→ INPUT ROWS:
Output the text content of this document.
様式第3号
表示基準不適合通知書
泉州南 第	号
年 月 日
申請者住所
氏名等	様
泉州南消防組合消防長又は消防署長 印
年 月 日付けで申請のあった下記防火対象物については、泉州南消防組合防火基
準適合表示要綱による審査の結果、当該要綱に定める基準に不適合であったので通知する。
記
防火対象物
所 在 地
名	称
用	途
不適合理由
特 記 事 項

→ TASK DESCRIPTION: Write out the data again, exactly and in full.

→ ANSWER FOR THE TASK:
Output the text content of this document.
様式第3号
表示基準不適合通知書
泉州南 第	号
年 月 日
申請者住所
氏名等	様
泉州南消防組合消防長又は消防署長 印
年 月 日付けで申請のあった下記防火対象物については、泉州南消防組合防火基
準適合表示要綱による審査の結果、当該要綱に定める基準に不適合であったので通知する。
記
防火対象物
所 在 地
名	称
用	途
不適合理由
特 記 事 項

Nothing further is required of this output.